>> BEGIN
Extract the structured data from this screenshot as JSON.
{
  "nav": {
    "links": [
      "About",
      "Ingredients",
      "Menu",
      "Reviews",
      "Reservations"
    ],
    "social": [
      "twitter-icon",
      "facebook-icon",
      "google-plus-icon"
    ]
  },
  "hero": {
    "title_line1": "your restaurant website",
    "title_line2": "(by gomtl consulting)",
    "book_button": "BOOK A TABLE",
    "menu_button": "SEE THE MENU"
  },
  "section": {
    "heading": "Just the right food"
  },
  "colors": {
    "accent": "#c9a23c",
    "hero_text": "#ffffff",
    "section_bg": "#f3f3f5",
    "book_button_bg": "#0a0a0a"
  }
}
>> END
Work required: Extract the full listing above without alteration.

Output:
Extract the structured data from this screenshot as JSON.
{
  "nav": {
    "links": [
      "About",
      "Ingredients",
      "Menu",
      "Reviews",
      "Reservations"
    ],
    "social": [
      "twitter-icon",
      "facebook-icon",
      "google-plus-icon"
    ]
  },
  "hero": {
    "title_line1": "your restaurant website",
    "title_line2": "(by gomtl consulting)",
    "book_button": "BOOK A TABLE",
    "menu_button": "SEE THE MENU"
  },
  "section": {
    "heading": "Just the right food"
  },
  "colors": {
    "accent": "#c9a23c",
    "hero_text": "#ffffff",
    "section_bg": "#f3f3f5",
    "book_button_bg": "#0a0a0a"
  }
}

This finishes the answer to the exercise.